▼▼▼
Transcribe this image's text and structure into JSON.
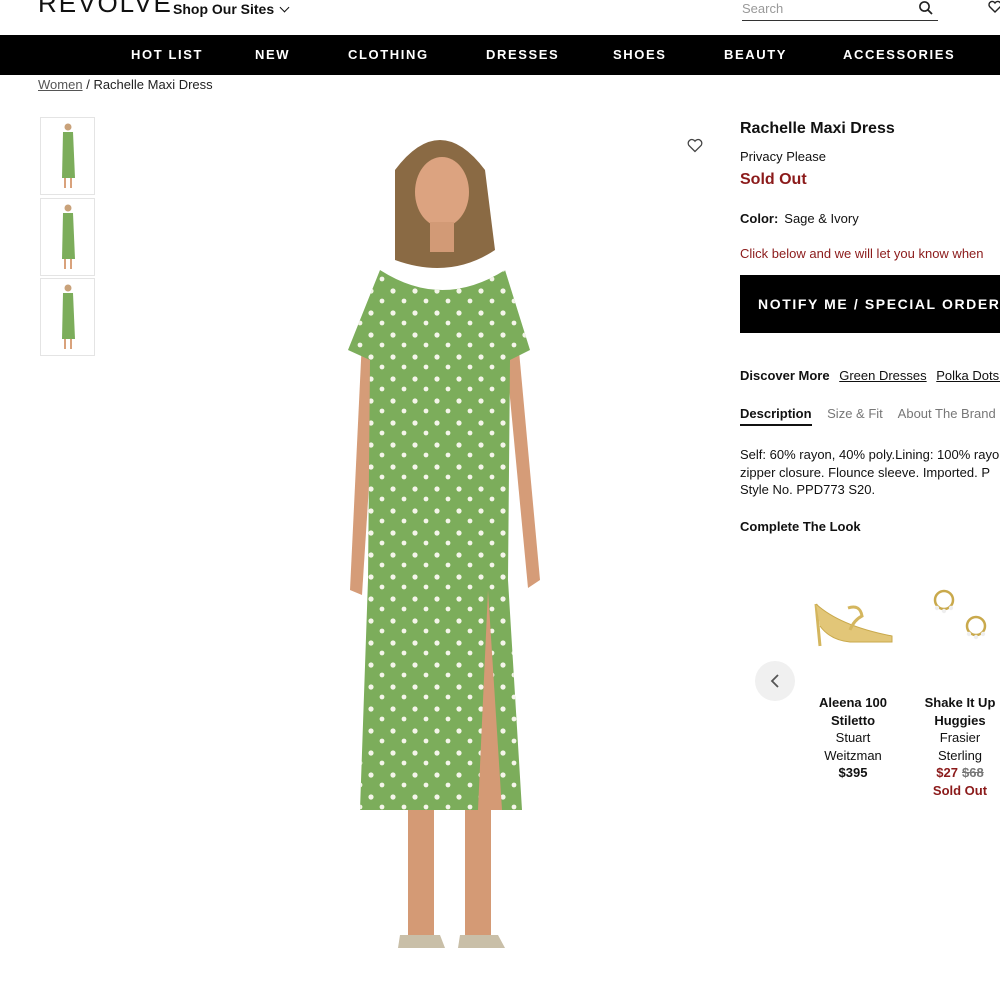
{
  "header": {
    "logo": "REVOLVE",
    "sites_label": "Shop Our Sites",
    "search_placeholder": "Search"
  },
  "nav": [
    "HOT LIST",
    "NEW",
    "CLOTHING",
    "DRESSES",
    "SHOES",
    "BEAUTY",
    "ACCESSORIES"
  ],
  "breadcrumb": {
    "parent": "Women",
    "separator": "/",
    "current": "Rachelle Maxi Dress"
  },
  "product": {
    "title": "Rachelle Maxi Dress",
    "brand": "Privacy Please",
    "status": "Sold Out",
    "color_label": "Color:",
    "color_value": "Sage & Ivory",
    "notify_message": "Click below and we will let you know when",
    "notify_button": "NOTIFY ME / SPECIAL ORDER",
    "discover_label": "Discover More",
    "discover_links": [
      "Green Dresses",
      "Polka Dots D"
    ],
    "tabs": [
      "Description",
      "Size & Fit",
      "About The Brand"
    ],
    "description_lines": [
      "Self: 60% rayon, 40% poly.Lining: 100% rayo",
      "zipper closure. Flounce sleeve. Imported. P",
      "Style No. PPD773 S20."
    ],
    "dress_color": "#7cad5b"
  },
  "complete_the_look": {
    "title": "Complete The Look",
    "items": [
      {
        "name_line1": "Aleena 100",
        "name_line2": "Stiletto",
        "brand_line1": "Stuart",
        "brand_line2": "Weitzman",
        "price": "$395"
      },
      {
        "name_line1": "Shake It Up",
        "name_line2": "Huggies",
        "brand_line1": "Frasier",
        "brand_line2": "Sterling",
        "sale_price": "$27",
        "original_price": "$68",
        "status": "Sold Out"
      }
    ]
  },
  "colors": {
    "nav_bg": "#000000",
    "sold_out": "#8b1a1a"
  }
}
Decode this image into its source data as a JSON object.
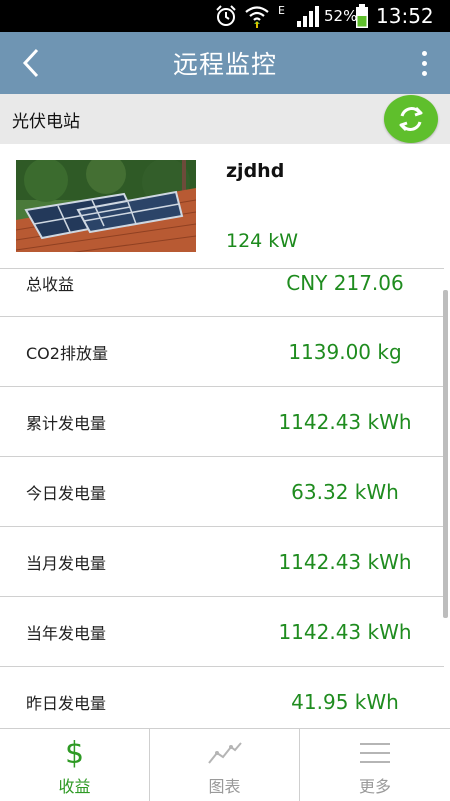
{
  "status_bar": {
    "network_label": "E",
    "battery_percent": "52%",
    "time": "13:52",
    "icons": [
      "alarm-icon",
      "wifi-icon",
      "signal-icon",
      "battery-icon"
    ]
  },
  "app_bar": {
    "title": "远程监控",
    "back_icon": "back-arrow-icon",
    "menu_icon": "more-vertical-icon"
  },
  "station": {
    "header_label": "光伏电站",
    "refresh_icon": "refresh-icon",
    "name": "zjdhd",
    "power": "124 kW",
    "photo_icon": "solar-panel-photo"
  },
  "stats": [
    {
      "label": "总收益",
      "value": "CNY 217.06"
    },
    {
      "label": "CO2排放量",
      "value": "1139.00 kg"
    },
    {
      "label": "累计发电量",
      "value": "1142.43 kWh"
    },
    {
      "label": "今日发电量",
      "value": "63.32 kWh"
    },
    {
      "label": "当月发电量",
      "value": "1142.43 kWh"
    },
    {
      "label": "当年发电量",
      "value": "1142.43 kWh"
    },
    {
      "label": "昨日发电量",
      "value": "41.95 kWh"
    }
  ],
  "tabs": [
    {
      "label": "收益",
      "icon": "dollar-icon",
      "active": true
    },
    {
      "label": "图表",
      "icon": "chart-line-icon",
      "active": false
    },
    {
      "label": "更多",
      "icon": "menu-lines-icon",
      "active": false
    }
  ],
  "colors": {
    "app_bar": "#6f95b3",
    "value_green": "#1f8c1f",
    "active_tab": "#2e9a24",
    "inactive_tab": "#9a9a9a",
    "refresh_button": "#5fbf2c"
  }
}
▲▲▲
Challenge: The lines to be quoted run from the line containing "Decode this image" through the end of the entries above, both included; quote them exactly and leave out any pictures.

Problem solution:
Decode this image into its source data as a JSON object.
{
  "status_bar": {
    "network_label": "E",
    "battery_percent": "52%",
    "time": "13:52",
    "icons": [
      "alarm-icon",
      "wifi-icon",
      "signal-icon",
      "battery-icon"
    ]
  },
  "app_bar": {
    "title": "远程监控",
    "back_icon": "back-arrow-icon",
    "menu_icon": "more-vertical-icon"
  },
  "station": {
    "header_label": "光伏电站",
    "refresh_icon": "refresh-icon",
    "name": "zjdhd",
    "power": "124 kW",
    "photo_icon": "solar-panel-photo"
  },
  "stats": [
    {
      "label": "总收益",
      "value": "CNY 217.06"
    },
    {
      "label": "CO2排放量",
      "value": "1139.00 kg"
    },
    {
      "label": "累计发电量",
      "value": "1142.43 kWh"
    },
    {
      "label": "今日发电量",
      "value": "63.32 kWh"
    },
    {
      "label": "当月发电量",
      "value": "1142.43 kWh"
    },
    {
      "label": "当年发电量",
      "value": "1142.43 kWh"
    },
    {
      "label": "昨日发电量",
      "value": "41.95 kWh"
    }
  ],
  "tabs": [
    {
      "label": "收益",
      "icon": "dollar-icon",
      "active": true
    },
    {
      "label": "图表",
      "icon": "chart-line-icon",
      "active": false
    },
    {
      "label": "更多",
      "icon": "menu-lines-icon",
      "active": false
    }
  ],
  "colors": {
    "app_bar": "#6f95b3",
    "value_green": "#1f8c1f",
    "active_tab": "#2e9a24",
    "inactive_tab": "#9a9a9a",
    "refresh_button": "#5fbf2c"
  }
}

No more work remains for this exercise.